— ABOUT THIS TASK —
Each line below that holds the word "Programmes" counts once. Say how many such lines there are, and no more.
RAW DATA Block Start
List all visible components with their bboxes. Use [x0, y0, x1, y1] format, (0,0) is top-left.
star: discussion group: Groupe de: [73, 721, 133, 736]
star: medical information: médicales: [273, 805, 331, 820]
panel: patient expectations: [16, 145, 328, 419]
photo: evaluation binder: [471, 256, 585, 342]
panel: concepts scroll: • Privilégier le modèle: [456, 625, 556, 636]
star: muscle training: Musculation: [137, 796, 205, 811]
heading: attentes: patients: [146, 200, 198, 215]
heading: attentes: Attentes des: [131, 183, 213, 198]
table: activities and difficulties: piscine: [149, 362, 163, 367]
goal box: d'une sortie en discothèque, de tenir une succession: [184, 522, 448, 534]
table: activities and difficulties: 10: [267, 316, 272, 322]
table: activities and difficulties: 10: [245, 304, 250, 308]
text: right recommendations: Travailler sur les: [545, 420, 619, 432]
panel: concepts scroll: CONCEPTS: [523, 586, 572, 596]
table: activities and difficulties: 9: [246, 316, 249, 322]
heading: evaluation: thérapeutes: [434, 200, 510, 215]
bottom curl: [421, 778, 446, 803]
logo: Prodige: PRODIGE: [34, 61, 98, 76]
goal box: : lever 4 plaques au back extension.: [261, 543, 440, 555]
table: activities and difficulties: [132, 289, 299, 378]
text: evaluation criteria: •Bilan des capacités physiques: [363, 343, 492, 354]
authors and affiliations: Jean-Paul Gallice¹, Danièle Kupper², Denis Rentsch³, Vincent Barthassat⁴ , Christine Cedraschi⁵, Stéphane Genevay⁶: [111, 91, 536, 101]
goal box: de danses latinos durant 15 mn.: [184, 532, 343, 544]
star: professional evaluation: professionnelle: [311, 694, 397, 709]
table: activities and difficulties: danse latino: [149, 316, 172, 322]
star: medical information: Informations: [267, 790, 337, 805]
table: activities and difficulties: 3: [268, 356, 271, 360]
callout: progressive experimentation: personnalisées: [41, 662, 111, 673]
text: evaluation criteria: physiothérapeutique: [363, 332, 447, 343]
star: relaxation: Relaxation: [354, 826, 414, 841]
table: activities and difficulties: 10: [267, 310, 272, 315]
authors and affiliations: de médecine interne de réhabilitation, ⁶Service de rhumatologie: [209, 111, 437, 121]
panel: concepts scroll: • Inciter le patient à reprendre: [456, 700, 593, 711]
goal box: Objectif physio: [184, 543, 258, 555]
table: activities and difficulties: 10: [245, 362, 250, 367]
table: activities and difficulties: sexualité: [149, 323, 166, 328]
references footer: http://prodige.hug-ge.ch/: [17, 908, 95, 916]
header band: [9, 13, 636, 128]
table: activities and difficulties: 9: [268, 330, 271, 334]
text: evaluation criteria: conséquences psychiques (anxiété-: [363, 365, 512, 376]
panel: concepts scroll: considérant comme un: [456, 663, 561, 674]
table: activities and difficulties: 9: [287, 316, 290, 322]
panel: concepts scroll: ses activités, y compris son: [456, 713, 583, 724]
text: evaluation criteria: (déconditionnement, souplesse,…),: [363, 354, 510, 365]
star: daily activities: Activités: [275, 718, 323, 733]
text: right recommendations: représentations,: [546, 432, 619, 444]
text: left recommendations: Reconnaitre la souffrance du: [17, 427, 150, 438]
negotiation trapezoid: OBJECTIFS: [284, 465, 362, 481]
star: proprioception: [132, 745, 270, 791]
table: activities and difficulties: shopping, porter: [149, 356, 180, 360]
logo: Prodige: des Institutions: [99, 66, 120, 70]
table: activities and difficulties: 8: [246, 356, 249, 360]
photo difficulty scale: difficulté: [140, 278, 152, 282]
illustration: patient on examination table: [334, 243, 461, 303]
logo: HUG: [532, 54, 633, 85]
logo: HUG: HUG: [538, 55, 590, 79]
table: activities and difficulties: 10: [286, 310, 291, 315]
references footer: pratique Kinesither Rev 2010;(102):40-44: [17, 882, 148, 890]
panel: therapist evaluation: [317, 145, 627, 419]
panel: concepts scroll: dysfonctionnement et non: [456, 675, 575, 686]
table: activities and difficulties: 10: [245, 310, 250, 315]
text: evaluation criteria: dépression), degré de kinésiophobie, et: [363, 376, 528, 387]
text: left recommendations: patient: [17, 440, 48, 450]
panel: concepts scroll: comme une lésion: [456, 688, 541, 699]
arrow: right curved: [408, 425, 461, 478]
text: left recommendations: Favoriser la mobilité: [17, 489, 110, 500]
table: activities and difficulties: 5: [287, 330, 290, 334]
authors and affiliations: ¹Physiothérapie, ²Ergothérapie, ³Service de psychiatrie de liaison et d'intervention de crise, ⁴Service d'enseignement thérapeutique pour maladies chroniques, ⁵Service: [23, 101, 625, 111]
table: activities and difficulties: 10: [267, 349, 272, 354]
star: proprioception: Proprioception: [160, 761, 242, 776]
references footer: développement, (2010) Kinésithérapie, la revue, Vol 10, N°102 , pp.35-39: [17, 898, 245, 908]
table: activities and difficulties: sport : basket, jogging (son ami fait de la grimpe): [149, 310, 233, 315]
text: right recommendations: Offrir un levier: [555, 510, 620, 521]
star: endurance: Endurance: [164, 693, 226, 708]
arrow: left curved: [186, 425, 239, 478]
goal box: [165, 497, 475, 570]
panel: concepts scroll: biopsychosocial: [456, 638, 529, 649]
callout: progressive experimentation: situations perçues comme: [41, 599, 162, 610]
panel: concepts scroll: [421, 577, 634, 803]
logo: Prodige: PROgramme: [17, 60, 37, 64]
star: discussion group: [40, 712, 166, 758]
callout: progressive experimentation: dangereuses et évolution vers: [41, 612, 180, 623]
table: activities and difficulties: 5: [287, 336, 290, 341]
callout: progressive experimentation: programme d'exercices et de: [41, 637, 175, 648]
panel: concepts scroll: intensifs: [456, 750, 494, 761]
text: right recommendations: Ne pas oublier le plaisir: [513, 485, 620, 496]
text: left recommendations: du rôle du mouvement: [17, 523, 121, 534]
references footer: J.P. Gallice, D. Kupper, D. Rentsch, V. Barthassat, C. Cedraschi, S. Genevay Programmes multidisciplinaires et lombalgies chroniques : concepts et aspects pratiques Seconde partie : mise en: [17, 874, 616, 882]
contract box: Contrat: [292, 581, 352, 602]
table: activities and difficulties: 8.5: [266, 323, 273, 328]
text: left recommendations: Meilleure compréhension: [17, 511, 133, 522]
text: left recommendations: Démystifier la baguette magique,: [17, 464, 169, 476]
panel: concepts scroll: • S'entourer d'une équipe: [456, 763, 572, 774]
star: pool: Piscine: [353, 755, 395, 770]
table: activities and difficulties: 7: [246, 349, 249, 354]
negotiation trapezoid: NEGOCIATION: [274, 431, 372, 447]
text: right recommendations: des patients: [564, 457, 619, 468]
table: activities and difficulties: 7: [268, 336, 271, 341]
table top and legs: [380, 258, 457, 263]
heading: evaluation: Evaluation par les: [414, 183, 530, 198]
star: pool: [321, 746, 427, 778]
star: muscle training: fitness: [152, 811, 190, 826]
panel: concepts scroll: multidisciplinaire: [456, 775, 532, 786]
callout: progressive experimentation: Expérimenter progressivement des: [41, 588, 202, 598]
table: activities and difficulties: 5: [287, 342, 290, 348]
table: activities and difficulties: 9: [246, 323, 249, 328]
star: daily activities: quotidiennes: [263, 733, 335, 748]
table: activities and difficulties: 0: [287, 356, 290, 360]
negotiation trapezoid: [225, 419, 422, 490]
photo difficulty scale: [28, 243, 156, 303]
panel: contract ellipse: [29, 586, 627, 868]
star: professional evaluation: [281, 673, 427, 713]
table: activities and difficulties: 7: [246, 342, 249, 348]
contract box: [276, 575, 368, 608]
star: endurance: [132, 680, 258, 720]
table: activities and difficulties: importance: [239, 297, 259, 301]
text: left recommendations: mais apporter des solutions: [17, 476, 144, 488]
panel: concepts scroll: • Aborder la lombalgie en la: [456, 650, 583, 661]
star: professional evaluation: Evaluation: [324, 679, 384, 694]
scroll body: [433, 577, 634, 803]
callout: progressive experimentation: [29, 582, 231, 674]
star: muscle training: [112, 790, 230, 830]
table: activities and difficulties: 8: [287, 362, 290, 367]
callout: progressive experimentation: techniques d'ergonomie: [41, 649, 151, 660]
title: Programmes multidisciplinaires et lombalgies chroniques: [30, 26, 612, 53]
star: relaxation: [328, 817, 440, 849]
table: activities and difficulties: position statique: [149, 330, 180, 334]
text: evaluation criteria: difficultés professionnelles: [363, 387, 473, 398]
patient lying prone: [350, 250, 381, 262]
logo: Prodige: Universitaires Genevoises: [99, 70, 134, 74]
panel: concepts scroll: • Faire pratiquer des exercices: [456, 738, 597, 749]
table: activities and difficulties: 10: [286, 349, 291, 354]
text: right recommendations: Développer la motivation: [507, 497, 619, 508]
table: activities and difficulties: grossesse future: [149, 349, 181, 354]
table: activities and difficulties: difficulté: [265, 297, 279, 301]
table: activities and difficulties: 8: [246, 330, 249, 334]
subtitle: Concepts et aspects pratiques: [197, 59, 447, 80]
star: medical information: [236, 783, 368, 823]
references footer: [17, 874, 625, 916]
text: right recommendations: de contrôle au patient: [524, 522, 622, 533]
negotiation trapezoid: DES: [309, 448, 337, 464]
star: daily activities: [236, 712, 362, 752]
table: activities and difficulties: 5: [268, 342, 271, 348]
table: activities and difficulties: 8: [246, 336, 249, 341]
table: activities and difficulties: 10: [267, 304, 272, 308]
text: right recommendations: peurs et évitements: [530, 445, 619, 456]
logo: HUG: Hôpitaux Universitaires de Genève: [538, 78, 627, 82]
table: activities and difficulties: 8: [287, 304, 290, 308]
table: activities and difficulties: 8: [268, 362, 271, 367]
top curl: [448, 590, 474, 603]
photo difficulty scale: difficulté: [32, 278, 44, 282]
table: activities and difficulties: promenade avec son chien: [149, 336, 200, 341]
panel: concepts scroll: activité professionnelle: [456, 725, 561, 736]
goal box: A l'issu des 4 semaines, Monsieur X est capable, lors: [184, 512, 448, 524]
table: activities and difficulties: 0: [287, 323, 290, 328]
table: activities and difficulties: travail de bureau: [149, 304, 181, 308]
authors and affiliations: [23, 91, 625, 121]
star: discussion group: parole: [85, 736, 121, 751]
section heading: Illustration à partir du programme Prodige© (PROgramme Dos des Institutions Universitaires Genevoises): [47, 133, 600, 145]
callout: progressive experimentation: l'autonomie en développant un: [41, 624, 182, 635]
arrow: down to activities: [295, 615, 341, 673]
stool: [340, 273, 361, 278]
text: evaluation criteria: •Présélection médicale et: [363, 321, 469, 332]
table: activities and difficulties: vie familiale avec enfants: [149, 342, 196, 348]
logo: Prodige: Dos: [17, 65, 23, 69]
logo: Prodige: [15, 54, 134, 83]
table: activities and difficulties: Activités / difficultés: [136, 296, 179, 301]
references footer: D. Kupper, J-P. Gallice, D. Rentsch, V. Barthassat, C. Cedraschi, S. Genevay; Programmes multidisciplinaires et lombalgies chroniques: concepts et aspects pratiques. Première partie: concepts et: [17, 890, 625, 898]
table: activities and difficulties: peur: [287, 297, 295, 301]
RAW DATA Block End
— ANSWER FOR THIS EXERCISE —
3